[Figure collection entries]
-- start --

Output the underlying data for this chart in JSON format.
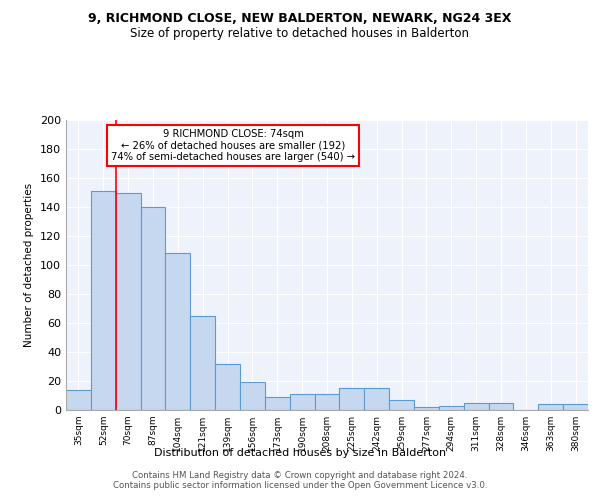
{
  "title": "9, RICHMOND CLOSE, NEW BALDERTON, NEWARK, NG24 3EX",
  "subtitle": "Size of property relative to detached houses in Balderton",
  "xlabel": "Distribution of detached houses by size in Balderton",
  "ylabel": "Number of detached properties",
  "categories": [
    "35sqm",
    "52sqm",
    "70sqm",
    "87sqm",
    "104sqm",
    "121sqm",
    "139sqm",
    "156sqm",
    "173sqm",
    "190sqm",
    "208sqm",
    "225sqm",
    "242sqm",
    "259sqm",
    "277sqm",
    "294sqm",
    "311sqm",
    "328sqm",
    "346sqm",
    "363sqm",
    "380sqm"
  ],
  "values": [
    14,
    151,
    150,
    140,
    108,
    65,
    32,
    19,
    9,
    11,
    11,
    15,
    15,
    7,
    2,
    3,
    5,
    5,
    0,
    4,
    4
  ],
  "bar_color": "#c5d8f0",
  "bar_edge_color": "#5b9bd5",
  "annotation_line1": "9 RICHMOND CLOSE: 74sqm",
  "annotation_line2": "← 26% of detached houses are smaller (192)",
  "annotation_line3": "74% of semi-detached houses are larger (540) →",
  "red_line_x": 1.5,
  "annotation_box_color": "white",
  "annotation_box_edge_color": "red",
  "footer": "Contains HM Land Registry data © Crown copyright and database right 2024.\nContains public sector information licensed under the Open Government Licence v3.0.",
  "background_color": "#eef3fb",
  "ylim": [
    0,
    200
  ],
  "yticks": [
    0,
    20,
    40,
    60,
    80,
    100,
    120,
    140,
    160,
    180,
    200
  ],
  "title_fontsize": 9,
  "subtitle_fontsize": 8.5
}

-- end --
-- start --

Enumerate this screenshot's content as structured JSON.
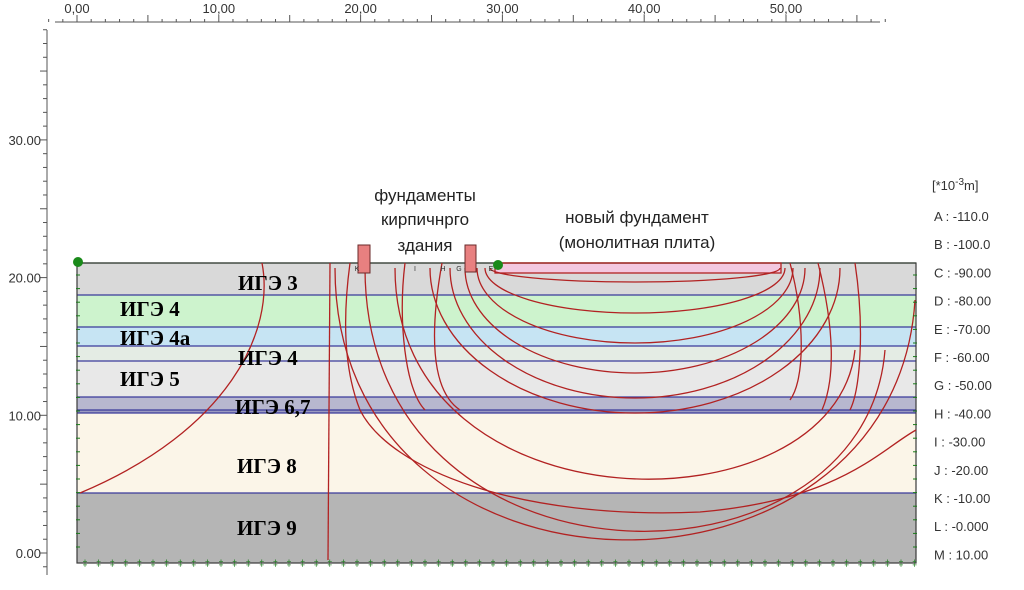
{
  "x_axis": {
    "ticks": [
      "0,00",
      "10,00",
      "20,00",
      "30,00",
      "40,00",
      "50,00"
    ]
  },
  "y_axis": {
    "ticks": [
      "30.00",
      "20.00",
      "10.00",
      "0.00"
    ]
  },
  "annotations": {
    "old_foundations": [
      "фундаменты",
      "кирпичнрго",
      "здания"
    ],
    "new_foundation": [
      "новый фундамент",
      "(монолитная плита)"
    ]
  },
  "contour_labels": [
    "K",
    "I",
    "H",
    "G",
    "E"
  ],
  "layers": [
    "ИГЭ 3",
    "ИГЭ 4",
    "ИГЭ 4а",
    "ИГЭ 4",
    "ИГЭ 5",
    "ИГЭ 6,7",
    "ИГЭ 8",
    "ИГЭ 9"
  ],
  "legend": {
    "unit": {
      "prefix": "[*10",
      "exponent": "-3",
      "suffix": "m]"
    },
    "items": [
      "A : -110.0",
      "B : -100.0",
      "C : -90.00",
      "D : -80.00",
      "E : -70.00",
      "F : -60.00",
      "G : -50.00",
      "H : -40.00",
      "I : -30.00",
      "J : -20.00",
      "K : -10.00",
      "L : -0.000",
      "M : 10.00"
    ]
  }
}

-- end --
-- start --

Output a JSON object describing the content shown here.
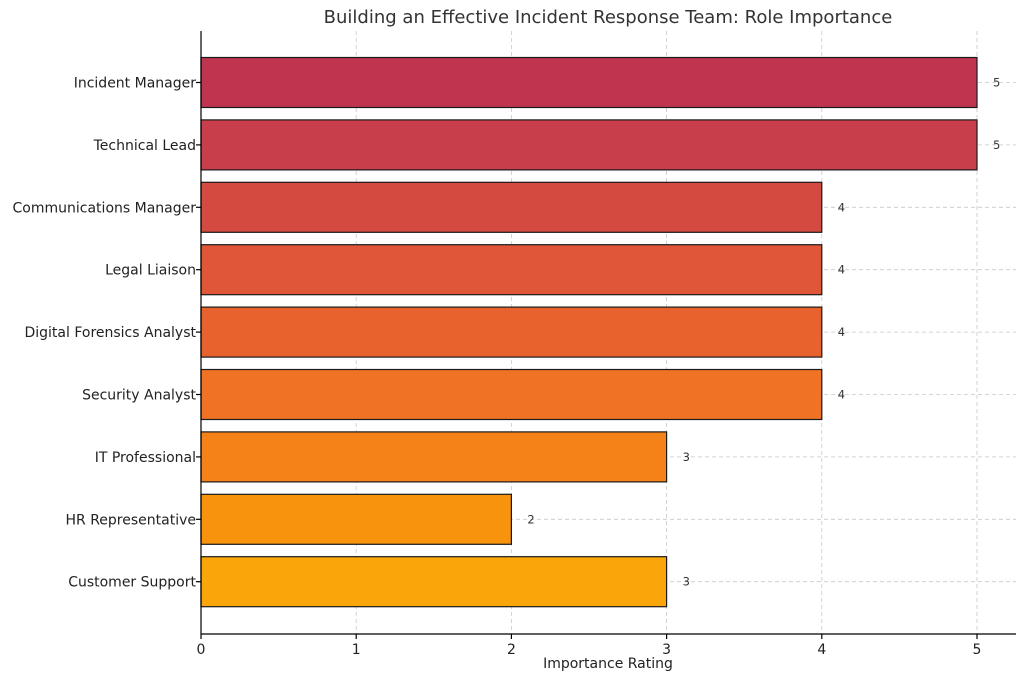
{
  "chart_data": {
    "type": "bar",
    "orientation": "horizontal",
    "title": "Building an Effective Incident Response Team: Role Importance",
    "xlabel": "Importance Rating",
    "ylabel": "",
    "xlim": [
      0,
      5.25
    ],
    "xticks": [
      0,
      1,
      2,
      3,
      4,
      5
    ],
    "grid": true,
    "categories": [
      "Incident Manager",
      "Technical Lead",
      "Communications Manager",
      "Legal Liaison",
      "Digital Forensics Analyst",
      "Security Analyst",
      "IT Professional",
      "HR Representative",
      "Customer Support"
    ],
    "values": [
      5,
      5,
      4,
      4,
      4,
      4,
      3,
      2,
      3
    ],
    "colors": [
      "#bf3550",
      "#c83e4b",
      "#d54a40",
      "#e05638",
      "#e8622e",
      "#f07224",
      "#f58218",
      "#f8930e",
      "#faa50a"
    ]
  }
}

-- end --

Objective :: Go through the listing above and list every line that has the word "Output".

Task result ::
Output the underlying data for this chart in JSON format.
Output a JSON object describing the content shown here.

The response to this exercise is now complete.